*LISTED ENTRIES:*
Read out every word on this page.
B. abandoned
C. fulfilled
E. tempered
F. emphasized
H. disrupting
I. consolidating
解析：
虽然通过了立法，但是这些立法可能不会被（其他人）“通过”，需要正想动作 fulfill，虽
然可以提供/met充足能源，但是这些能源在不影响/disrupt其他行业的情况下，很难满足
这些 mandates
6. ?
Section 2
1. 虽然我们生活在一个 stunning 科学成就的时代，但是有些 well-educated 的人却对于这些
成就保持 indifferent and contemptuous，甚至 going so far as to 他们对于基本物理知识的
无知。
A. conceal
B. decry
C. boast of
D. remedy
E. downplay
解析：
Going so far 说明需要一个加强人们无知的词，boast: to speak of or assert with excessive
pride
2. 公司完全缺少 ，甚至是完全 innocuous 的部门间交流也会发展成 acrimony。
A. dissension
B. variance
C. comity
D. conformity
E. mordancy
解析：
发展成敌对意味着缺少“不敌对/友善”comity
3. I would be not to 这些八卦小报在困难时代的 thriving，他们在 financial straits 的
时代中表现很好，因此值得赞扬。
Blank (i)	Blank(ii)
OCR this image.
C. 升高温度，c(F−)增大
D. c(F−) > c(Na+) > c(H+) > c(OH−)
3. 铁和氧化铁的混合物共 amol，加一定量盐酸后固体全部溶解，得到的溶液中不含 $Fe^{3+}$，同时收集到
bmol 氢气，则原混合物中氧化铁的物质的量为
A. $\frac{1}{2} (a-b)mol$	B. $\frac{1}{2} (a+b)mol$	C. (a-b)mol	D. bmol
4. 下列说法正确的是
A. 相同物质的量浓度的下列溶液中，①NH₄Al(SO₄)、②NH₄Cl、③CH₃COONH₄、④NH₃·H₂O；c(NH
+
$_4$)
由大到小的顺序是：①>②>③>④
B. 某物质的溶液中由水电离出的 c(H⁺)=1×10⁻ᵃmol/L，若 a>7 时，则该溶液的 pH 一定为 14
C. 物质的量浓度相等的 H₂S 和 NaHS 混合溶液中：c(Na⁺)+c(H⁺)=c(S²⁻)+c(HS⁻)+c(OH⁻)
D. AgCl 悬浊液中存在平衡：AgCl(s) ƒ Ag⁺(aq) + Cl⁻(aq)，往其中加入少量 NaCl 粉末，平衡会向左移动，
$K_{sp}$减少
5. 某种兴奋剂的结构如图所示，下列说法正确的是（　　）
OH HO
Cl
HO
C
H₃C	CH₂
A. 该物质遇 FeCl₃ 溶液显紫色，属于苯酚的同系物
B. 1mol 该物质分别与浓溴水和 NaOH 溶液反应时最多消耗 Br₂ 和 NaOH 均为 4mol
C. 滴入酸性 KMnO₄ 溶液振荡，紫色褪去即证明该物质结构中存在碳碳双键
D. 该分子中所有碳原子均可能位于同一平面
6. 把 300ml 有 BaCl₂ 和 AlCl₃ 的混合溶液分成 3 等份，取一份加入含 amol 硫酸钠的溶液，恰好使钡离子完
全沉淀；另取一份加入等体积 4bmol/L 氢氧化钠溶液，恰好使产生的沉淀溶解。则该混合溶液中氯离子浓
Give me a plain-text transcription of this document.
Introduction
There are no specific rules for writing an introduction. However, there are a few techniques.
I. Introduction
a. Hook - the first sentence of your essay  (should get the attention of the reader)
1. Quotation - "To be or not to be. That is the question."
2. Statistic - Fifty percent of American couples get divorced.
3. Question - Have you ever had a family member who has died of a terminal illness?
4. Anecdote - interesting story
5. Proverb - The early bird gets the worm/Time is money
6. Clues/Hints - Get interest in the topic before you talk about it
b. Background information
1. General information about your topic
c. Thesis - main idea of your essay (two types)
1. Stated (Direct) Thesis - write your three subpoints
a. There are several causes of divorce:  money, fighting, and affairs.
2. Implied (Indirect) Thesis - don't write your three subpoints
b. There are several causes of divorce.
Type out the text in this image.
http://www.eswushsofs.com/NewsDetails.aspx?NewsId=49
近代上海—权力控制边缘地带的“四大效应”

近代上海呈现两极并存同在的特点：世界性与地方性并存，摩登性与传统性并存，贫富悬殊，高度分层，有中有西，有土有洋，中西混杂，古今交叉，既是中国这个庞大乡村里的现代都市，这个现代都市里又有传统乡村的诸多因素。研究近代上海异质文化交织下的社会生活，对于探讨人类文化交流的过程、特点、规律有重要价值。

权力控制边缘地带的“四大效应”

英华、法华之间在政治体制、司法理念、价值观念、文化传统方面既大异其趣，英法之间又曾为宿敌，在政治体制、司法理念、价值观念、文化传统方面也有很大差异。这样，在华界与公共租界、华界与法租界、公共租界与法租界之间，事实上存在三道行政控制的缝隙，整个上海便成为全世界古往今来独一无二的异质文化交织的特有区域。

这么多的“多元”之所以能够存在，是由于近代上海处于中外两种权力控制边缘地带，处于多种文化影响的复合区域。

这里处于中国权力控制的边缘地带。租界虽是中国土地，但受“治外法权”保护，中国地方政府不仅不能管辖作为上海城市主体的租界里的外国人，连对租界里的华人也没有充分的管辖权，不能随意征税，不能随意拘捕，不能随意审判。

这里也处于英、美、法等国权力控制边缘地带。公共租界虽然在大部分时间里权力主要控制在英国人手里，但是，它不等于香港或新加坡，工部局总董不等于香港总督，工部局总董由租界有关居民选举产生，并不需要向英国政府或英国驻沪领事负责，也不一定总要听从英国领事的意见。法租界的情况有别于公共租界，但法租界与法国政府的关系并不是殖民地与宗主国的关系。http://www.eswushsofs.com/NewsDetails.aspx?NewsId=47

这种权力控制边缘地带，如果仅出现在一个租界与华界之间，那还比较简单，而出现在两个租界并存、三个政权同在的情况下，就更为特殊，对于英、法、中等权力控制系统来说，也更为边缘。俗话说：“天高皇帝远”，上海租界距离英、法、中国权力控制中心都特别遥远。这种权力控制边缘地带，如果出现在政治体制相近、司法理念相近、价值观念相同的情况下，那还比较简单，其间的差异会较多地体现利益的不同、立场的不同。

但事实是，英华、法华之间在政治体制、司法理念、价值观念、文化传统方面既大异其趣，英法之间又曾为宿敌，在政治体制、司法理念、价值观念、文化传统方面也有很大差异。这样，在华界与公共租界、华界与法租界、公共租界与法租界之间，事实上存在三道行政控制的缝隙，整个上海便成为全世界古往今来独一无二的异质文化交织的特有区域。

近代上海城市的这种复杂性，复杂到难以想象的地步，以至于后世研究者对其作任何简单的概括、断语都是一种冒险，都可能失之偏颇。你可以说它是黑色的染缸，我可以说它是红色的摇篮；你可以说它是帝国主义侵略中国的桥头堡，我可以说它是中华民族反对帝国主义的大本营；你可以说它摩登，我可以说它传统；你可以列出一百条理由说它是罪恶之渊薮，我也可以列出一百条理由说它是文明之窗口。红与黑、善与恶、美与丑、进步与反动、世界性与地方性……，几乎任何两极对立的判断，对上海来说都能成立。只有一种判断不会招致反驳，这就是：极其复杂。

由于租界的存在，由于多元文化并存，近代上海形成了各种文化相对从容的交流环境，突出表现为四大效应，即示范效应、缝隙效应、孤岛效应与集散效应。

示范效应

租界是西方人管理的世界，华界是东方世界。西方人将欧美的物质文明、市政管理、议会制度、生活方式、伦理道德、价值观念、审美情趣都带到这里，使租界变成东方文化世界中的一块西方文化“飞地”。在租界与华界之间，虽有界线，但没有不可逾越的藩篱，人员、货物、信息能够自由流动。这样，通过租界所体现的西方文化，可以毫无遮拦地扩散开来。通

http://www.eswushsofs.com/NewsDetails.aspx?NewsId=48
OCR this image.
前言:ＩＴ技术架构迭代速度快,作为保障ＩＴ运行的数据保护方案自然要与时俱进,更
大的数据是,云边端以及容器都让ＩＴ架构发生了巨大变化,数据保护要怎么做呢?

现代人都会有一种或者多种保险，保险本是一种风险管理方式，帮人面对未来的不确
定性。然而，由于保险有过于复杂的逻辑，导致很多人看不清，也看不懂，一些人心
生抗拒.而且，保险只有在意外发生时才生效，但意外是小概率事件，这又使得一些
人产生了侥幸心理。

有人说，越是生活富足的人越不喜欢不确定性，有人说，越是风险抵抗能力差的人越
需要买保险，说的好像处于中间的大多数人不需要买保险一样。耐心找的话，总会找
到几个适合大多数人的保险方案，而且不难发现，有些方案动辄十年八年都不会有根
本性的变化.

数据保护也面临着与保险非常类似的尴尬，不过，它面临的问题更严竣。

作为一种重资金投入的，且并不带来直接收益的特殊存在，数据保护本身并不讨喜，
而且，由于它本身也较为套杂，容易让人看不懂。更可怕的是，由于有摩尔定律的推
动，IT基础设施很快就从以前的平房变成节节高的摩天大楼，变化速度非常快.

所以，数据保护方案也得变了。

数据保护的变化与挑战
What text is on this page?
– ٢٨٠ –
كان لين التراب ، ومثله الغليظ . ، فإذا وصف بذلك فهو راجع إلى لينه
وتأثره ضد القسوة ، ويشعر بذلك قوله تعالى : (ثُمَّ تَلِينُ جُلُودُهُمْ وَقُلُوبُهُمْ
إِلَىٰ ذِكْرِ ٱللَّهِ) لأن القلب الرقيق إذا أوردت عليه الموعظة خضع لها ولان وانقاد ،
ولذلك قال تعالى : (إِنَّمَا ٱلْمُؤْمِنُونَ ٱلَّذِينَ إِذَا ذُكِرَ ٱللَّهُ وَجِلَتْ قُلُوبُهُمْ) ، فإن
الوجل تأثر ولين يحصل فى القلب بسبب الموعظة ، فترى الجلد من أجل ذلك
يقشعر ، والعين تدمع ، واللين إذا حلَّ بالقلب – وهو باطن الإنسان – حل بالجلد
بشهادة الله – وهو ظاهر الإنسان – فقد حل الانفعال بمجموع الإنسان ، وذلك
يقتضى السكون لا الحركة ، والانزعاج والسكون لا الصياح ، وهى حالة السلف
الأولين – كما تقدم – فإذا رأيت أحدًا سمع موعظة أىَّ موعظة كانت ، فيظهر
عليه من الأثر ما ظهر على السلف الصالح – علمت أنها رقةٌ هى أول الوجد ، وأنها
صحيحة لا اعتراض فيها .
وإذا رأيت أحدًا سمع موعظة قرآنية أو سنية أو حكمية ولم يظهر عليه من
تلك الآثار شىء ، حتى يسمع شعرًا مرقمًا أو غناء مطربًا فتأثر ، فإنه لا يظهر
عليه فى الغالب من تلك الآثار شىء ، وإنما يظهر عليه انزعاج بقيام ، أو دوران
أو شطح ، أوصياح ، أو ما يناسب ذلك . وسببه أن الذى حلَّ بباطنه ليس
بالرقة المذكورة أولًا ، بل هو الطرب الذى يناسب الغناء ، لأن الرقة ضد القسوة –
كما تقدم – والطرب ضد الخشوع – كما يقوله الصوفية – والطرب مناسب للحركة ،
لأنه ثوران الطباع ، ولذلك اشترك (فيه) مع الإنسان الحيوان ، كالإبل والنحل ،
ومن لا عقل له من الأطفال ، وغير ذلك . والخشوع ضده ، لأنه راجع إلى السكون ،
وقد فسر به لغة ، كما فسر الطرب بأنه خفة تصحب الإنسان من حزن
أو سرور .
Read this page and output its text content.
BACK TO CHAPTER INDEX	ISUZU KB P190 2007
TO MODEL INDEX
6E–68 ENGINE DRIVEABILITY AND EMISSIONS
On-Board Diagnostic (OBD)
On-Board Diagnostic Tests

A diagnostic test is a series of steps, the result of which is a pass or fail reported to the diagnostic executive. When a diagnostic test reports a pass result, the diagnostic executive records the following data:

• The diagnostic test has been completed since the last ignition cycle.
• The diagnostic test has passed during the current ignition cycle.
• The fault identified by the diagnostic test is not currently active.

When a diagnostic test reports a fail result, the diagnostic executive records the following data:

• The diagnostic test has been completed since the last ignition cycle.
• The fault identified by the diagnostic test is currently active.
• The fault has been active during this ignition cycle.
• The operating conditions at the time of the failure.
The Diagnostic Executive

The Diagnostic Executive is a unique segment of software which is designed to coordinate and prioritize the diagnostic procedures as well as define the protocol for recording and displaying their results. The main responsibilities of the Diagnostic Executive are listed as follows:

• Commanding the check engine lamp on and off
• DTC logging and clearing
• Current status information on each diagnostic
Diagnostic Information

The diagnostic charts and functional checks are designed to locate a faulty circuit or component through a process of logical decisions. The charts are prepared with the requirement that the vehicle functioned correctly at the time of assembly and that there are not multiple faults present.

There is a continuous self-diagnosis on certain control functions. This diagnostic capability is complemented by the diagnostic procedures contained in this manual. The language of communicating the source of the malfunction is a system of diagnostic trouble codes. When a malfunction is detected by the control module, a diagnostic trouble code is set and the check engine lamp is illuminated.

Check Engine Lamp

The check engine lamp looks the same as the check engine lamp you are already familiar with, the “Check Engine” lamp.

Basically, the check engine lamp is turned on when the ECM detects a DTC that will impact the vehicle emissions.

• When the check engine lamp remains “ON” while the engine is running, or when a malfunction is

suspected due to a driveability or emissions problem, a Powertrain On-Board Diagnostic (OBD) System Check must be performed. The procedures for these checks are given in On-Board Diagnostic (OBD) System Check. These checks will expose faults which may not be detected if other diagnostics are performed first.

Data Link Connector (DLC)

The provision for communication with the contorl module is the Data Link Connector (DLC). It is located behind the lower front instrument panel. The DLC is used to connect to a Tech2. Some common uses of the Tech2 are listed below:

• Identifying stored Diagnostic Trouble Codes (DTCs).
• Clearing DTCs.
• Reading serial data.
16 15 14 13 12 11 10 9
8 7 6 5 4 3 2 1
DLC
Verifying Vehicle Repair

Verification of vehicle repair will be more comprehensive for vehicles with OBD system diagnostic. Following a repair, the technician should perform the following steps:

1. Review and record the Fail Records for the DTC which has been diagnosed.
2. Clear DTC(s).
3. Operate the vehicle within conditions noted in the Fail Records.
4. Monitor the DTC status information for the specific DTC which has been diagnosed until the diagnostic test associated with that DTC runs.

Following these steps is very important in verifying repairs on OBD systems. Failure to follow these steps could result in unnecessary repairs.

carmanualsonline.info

*SET TASK:* Which lines above hold the word "在华界与公共租界"? Copy each of them.

*THE REPLY:*
英华、法华之间在政治体制、司法理念、价值观念、文化传统方面既大异其趣，英法之间又曾为宿敌，在政治体制、司法理念、价值观念、文化传统方面也有很大差异。这样，在华界与公共租界、华界与法租界、公共租界与法租界之间，事实上存在三道行政控制的缝隙，整个上海便成为全世界古往今来独一无二的异质文化交织的特有区域。
但事实是，英华、法华之间在政治体制、司法理念、价值观念、文化传统方面既大异其趣，英法之间又曾为宿敌，在政治体制、司法理念、价值观念、文化传统方面也有很大差异。这样，在华界与公共租界、华界与法租界、公共租界与法租界之间，事实上存在三道行政控制的缝隙，整个上海便成为全世界古往今来独一无二的异质文化交织的特有区域。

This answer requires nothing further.